> [WRITTEN TASK]: Examine the entries below, count the lines holding the string "levier", and respond with the number only.

> [EXERCISE INPUT]:
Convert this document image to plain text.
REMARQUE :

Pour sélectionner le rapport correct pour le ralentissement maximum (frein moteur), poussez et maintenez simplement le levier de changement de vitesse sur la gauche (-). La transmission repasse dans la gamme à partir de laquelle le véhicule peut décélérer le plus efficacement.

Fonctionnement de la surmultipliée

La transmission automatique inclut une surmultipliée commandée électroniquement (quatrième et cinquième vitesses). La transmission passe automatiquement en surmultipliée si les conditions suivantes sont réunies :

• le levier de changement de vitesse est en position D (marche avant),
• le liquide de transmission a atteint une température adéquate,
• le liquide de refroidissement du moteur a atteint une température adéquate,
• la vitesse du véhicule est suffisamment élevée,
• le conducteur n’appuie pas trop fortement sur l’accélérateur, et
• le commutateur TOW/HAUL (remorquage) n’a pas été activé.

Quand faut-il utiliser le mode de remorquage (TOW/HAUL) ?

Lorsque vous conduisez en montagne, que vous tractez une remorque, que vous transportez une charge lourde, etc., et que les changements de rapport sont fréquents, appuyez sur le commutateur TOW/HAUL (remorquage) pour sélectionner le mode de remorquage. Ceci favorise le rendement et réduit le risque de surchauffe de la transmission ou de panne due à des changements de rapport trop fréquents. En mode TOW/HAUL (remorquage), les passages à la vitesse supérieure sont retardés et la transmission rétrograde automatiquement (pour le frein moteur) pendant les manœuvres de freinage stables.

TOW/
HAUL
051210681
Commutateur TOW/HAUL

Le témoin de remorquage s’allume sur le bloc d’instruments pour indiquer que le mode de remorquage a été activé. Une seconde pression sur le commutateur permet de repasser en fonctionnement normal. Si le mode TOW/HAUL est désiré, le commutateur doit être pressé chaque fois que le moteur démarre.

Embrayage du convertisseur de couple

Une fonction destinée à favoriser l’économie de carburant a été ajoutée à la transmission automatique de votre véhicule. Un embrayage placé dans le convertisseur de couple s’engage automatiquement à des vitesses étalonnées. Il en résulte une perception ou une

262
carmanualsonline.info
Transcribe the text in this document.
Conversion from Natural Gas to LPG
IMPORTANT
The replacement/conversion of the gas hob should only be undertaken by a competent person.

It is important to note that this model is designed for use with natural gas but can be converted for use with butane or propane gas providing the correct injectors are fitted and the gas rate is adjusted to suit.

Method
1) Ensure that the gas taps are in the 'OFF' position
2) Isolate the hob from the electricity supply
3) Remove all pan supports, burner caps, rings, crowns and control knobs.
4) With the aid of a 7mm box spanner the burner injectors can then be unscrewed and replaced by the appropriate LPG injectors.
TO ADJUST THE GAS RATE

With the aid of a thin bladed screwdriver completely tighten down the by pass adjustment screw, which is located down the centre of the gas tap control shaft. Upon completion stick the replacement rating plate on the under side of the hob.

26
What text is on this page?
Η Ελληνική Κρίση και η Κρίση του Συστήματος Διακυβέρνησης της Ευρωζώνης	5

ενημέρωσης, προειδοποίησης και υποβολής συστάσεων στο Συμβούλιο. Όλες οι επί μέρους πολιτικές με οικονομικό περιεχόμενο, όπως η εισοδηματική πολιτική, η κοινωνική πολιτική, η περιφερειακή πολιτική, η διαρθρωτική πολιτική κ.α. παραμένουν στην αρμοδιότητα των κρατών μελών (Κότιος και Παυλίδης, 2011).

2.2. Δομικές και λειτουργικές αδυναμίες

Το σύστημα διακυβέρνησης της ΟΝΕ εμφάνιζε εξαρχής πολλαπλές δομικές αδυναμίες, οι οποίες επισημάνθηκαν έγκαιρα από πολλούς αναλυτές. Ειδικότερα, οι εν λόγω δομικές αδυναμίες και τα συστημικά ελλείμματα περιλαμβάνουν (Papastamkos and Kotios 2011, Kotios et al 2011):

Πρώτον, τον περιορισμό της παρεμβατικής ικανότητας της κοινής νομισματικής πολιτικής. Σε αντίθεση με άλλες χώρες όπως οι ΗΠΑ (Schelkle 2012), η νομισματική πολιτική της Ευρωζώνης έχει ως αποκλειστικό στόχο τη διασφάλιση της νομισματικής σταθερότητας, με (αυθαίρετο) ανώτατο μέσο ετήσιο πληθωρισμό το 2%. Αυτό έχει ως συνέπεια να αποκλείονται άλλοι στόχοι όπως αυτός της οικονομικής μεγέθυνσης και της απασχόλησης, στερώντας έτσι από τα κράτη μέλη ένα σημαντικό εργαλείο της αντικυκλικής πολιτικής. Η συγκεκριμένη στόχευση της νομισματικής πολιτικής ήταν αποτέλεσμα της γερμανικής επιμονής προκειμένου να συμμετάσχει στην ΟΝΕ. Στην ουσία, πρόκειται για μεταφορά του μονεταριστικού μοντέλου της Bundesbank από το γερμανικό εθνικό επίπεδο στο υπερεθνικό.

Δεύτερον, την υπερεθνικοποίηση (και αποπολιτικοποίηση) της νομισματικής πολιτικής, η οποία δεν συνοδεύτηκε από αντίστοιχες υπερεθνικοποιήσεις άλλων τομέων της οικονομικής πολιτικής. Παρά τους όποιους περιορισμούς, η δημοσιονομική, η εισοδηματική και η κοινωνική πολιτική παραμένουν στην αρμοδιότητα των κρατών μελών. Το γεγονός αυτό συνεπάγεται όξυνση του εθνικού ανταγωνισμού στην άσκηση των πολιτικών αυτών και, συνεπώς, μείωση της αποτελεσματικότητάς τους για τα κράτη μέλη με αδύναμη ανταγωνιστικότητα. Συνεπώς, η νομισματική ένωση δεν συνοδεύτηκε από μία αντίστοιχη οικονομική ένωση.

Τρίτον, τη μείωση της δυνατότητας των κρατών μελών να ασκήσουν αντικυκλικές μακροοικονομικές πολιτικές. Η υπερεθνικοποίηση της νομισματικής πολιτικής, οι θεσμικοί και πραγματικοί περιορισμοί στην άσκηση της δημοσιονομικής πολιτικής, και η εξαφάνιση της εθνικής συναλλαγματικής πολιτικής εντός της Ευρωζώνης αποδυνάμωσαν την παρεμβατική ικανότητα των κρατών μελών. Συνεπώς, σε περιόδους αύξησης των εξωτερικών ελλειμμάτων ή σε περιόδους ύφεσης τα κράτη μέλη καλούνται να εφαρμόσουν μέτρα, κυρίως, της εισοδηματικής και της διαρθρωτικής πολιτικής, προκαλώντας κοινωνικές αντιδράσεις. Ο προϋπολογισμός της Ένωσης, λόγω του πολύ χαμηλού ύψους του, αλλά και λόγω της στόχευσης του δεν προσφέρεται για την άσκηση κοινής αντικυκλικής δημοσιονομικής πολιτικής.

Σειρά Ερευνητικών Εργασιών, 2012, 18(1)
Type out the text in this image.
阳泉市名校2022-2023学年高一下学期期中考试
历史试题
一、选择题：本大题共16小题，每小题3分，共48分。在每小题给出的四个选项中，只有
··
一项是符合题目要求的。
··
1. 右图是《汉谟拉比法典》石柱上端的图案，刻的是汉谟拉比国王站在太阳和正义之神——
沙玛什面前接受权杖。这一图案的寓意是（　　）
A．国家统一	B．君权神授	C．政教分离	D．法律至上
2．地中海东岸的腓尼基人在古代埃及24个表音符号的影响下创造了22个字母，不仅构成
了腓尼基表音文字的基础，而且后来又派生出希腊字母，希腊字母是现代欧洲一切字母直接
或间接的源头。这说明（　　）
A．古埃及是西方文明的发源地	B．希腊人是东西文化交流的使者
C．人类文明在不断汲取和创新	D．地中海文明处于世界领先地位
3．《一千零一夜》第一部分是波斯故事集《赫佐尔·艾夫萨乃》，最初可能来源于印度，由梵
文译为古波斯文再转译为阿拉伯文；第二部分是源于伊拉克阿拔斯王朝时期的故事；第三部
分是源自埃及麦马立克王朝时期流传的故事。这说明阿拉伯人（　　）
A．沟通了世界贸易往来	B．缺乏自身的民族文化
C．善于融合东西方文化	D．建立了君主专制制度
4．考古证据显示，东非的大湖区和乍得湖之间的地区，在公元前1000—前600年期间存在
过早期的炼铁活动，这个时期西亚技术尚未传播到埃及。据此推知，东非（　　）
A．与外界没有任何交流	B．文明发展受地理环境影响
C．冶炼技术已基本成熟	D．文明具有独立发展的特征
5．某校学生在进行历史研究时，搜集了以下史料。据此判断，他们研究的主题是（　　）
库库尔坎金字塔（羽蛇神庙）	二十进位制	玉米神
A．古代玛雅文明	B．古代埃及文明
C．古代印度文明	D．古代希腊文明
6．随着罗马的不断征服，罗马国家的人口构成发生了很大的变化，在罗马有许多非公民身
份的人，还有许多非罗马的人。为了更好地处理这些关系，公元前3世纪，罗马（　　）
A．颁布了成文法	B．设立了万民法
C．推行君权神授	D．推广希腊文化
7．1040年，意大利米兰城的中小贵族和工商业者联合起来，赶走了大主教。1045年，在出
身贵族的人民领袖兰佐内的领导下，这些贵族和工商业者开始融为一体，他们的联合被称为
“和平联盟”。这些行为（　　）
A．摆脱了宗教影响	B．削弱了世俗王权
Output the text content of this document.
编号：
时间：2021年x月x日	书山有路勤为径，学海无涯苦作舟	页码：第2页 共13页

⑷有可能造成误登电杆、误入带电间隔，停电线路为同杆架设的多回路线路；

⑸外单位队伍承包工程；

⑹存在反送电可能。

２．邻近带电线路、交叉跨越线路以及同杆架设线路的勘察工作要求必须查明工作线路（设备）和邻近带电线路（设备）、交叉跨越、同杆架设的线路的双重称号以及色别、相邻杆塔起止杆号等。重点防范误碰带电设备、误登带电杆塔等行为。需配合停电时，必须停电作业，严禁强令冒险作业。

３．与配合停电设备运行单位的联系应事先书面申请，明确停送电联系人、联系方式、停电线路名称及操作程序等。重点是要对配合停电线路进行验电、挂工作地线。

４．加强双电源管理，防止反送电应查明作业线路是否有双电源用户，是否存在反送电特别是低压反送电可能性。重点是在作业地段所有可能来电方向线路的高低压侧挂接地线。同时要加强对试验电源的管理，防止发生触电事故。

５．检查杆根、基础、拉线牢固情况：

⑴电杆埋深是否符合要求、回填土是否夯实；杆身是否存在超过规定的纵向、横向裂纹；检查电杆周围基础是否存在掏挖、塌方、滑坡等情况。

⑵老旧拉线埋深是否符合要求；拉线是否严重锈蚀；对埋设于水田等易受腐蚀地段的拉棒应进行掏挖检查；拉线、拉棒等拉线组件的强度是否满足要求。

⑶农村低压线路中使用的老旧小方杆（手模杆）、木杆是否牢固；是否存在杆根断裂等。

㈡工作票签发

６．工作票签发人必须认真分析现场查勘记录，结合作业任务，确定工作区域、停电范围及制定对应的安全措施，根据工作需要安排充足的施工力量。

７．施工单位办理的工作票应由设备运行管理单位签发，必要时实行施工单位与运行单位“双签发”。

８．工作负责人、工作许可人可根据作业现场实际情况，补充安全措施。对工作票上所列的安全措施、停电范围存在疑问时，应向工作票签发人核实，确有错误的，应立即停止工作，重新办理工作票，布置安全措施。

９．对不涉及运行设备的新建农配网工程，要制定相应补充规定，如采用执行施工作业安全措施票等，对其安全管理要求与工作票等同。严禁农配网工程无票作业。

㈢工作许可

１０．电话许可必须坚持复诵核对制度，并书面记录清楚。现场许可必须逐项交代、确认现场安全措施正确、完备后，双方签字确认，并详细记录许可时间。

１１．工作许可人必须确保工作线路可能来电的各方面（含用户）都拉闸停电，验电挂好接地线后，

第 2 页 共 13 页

> [EXERCISE RESULT]: 2